Copy every line of the material below word for word.

Supplied material —

[START]

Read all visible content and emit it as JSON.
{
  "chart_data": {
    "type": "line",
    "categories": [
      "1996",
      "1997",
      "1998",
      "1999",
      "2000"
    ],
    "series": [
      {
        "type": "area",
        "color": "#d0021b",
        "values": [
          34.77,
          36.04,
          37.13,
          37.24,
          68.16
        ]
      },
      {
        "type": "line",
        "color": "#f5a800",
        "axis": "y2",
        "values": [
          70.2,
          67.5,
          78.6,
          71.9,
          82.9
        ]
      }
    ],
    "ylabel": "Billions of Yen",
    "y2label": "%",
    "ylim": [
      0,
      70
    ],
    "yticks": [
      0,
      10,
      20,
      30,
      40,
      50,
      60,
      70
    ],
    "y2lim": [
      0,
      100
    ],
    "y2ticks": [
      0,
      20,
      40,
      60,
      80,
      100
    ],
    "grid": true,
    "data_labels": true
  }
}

[END]

Result —
Read all visible content and emit it as JSON.
{
  "chart_data": {
    "type": "line",
    "categories": [
      "1996",
      "1997",
      "1998",
      "1999",
      "2000"
    ],
    "series": [
      {
        "type": "area",
        "color": "#d0021b",
        "values": [
          34.77,
          36.04,
          37.13,
          37.24,
          68.16
        ]
      },
      {
        "type": "line",
        "color": "#f5a800",
        "axis": "y2",
        "values": [
          70.2,
          67.5,
          78.6,
          71.9,
          82.9
        ]
      }
    ],
    "ylabel": "Billions of Yen",
    "y2label": "%",
    "ylim": [
      0,
      70
    ],
    "yticks": [
      0,
      10,
      20,
      30,
      40,
      50,
      60,
      70
    ],
    "y2lim": [
      0,
      100
    ],
    "y2ticks": [
      0,
      20,
      40,
      60,
      80,
      100
    ],
    "grid": true,
    "data_labels": true
  }
}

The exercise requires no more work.